DATA ENTRIES:
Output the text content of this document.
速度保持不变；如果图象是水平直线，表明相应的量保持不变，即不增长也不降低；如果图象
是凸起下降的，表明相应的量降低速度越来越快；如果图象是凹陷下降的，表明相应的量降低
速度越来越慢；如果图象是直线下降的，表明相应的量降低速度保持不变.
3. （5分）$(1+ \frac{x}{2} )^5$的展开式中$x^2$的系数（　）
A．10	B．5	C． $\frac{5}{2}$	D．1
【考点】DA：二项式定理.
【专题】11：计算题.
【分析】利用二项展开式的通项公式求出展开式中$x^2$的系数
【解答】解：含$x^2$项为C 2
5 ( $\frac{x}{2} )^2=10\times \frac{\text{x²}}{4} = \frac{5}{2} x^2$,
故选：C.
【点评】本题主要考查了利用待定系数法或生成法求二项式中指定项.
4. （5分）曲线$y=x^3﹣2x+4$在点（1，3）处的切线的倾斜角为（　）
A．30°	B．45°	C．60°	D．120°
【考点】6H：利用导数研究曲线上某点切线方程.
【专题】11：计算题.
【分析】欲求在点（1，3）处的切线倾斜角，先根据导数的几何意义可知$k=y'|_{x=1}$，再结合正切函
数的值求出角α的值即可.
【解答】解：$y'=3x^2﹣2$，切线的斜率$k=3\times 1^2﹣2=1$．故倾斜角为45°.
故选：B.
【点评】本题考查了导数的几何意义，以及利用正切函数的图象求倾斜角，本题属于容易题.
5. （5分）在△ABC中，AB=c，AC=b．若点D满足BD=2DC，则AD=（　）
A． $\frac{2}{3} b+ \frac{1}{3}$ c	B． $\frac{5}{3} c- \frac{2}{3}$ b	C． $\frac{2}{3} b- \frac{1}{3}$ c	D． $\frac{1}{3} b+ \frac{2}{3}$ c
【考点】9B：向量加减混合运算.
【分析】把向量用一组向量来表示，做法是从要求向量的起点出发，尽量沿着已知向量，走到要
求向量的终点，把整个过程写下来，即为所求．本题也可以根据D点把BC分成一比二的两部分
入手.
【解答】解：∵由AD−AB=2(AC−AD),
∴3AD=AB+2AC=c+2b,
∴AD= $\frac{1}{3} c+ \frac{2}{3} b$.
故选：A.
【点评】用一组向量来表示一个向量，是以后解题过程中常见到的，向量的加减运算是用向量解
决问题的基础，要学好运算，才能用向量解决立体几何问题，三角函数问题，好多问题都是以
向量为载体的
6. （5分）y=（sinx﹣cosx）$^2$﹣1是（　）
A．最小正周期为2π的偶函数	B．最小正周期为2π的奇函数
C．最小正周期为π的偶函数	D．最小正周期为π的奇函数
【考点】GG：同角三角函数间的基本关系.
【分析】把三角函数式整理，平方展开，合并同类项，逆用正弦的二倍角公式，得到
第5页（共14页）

WHAT TO PRODUCE: Exactly reproduce all of the entries above.

SOLUTION FOR THIS EXERCISE:
Output the text content of this document.
速度保持不变；如果图象是水平直线，表明相应的量保持不变，即不增长也不降低；如果图象
是凸起下降的，表明相应的量降低速度越来越快；如果图象是凹陷下降的，表明相应的量降低
速度越来越慢；如果图象是直线下降的，表明相应的量降低速度保持不变.
3. （5分）$(1+ \frac{x}{2} )^5$的展开式中$x^2$的系数（　）
A．10	B．5	C． $\frac{5}{2}$	D．1
【考点】DA：二项式定理.
【专题】11：计算题.
【分析】利用二项展开式的通项公式求出展开式中$x^2$的系数
【解答】解：含$x^2$项为C 2
5 ( $\frac{x}{2} )^2=10\times \frac{\text{x²}}{4} = \frac{5}{2} x^2$,
故选：C.
【点评】本题主要考查了利用待定系数法或生成法求二项式中指定项.
4. （5分）曲线$y=x^3﹣2x+4$在点（1，3）处的切线的倾斜角为（　）
A．30°	B．45°	C．60°	D．120°
【考点】6H：利用导数研究曲线上某点切线方程.
【专题】11：计算题.
【分析】欲求在点（1，3）处的切线倾斜角，先根据导数的几何意义可知$k=y'|_{x=1}$，再结合正切函
数的值求出角α的值即可.
【解答】解：$y'=3x^2﹣2$，切线的斜率$k=3\times 1^2﹣2=1$．故倾斜角为45°.
故选：B.
【点评】本题考查了导数的几何意义，以及利用正切函数的图象求倾斜角，本题属于容易题.
5. （5分）在△ABC中，AB=c，AC=b．若点D满足BD=2DC，则AD=（　）
A． $\frac{2}{3} b+ \frac{1}{3}$ c	B． $\frac{5}{3} c- \frac{2}{3}$ b	C． $\frac{2}{3} b- \frac{1}{3}$ c	D． $\frac{1}{3} b+ \frac{2}{3}$ c
【考点】9B：向量加减混合运算.
【分析】把向量用一组向量来表示，做法是从要求向量的起点出发，尽量沿着已知向量，走到要
求向量的终点，把整个过程写下来，即为所求．本题也可以根据D点把BC分成一比二的两部分
入手.
【解答】解：∵由AD−AB=2(AC−AD),
∴3AD=AB+2AC=c+2b,
∴AD= $\frac{1}{3} c+ \frac{2}{3} b$.
故选：A.
【点评】用一组向量来表示一个向量，是以后解题过程中常见到的，向量的加减运算是用向量解
决问题的基础，要学好运算，才能用向量解决立体几何问题，三角函数问题，好多问题都是以
向量为载体的
6. （5分）y=（sinx﹣cosx）$^2$﹣1是（　）
A．最小正周期为2π的偶函数	B．最小正周期为2π的奇函数
C．最小正周期为π的偶函数	D．最小正周期为π的奇函数
【考点】GG：同角三角函数间的基本关系.
【分析】把三角函数式整理，平方展开，合并同类项，逆用正弦的二倍角公式，得到
第5页（共14页）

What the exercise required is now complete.